-- begin --

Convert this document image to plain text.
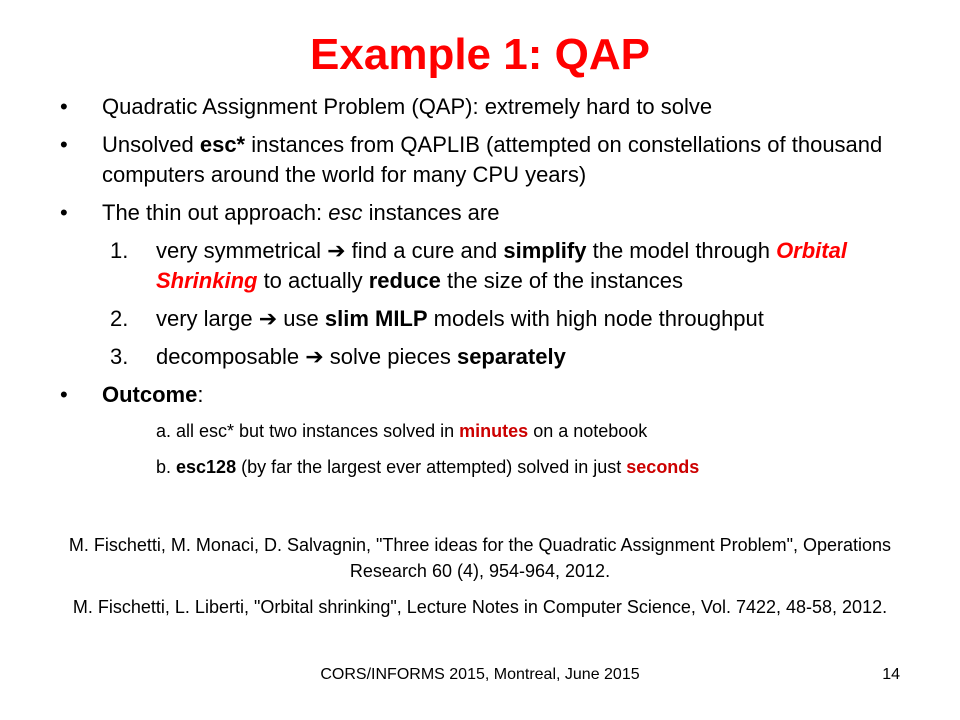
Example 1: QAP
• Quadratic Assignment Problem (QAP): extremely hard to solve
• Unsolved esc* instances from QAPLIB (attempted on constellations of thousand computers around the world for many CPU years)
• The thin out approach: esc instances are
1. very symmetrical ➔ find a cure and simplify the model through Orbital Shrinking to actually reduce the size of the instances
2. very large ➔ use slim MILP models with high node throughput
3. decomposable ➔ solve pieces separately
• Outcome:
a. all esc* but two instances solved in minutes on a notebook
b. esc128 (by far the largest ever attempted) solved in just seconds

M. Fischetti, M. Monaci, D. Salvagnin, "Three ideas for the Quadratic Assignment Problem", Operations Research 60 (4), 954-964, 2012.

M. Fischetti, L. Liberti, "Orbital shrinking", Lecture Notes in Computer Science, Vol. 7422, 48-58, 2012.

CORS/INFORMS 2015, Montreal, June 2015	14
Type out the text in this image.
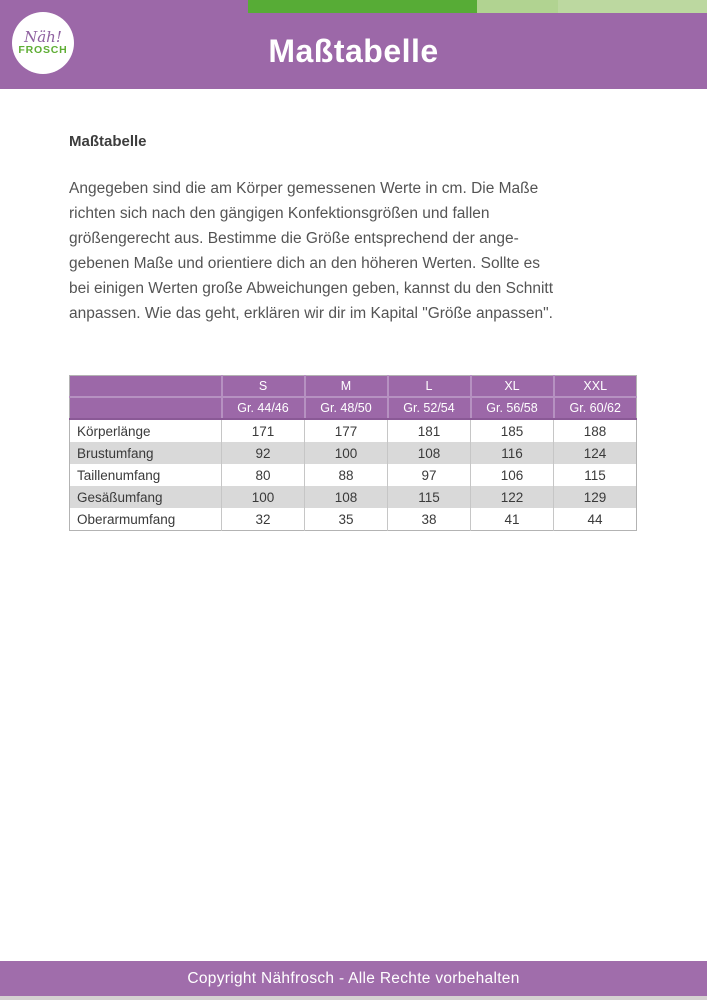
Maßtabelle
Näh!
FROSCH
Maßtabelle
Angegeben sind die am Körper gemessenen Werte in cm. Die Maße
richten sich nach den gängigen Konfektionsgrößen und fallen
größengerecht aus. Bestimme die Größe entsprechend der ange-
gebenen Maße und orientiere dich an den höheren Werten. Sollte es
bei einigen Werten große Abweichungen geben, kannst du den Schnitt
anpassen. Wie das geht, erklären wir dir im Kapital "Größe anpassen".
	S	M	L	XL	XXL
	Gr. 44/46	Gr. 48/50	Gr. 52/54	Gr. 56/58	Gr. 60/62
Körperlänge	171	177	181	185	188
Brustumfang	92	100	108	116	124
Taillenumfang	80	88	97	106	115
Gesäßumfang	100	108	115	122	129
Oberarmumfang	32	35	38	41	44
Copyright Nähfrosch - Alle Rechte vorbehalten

-- end --

**Task:** Pictures are to be left out; repeat all the remaining data exactly.

**Written response:**
Convert this document image to plain text.
Example 1: QAP
• Quadratic Assignment Problem (QAP): extremely hard to solve
• Unsolved esc* instances from QAPLIB (attempted on constellations of thousand computers around the world for many CPU years)
• The thin out approach: esc instances are
1. very symmetrical ➔ find a cure and simplify the model through Orbital Shrinking to actually reduce the size of the instances
2. very large ➔ use slim MILP models with high node throughput
3. decomposable ➔ solve pieces separately
• Outcome:
a. all esc* but two instances solved in minutes on a notebook
b. esc128 (by far the largest ever attempted) solved in just seconds

M. Fischetti, M. Monaci, D. Salvagnin, "Three ideas for the Quadratic Assignment Problem", Operations Research 60 (4), 954-964, 2012.

M. Fischetti, L. Liberti, "Orbital shrinking", Lecture Notes in Computer Science, Vol. 7422, 48-58, 2012.

CORS/INFORMS 2015, Montreal, June 2015	14
Type out the text in this image.
Maßtabelle
Näh!
FROSCH
Maßtabelle
Angegeben sind die am Körper gemessenen Werte in cm. Die Maße
richten sich nach den gängigen Konfektionsgrößen und fallen
größengerecht aus. Bestimme die Größe entsprechend der ange-
gebenen Maße und orientiere dich an den höheren Werten. Sollte es
bei einigen Werten große Abweichungen geben, kannst du den Schnitt
anpassen. Wie das geht, erklären wir dir im Kapital "Größe anpassen".
	S	M	L	XL	XXL
	Gr. 44/46	Gr. 48/50	Gr. 52/54	Gr. 56/58	Gr. 60/62
Körperlänge	171	177	181	185	188
Brustumfang	92	100	108	116	124
Taillenumfang	80	88	97	106	115
Gesäßumfang	100	108	115	122	129
Oberarmumfang	32	35	38	41	44
Copyright Nähfrosch - Alle Rechte vorbehalten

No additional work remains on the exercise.